* start *
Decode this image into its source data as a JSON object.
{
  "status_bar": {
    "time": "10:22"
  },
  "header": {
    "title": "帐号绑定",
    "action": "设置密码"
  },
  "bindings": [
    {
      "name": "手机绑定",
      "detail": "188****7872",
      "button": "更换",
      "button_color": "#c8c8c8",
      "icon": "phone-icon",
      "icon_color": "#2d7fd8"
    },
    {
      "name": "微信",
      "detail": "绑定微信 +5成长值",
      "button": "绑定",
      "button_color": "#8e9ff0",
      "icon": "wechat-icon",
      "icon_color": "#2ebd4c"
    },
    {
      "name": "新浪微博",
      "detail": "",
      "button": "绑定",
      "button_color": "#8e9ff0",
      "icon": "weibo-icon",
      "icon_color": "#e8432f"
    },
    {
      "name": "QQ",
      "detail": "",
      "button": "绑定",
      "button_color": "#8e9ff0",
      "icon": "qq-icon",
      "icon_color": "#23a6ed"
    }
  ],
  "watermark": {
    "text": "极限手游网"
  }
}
* end *
* [Aim] Repeat all of the records above exactly as written.

* [Exercise response]
Decode this image into its source data as a JSON object.
{
  "status_bar": {
    "time": "10:22"
  },
  "header": {
    "title": "帐号绑定",
    "action": "设置密码"
  },
  "bindings": [
    {
      "name": "手机绑定",
      "detail": "188****7872",
      "button": "更换",
      "button_color": "#c8c8c8",
      "icon": "phone-icon",
      "icon_color": "#2d7fd8"
    },
    {
      "name": "微信",
      "detail": "绑定微信 +5成长值",
      "button": "绑定",
      "button_color": "#8e9ff0",
      "icon": "wechat-icon",
      "icon_color": "#2ebd4c"
    },
    {
      "name": "新浪微博",
      "detail": "",
      "button": "绑定",
      "button_color": "#8e9ff0",
      "icon": "weibo-icon",
      "icon_color": "#e8432f"
    },
    {
      "name": "QQ",
      "detail": "",
      "button": "绑定",
      "button_color": "#8e9ff0",
      "icon": "qq-icon",
      "icon_color": "#23a6ed"
    }
  ],
  "watermark": {
    "text": "极限手游网"
  }
}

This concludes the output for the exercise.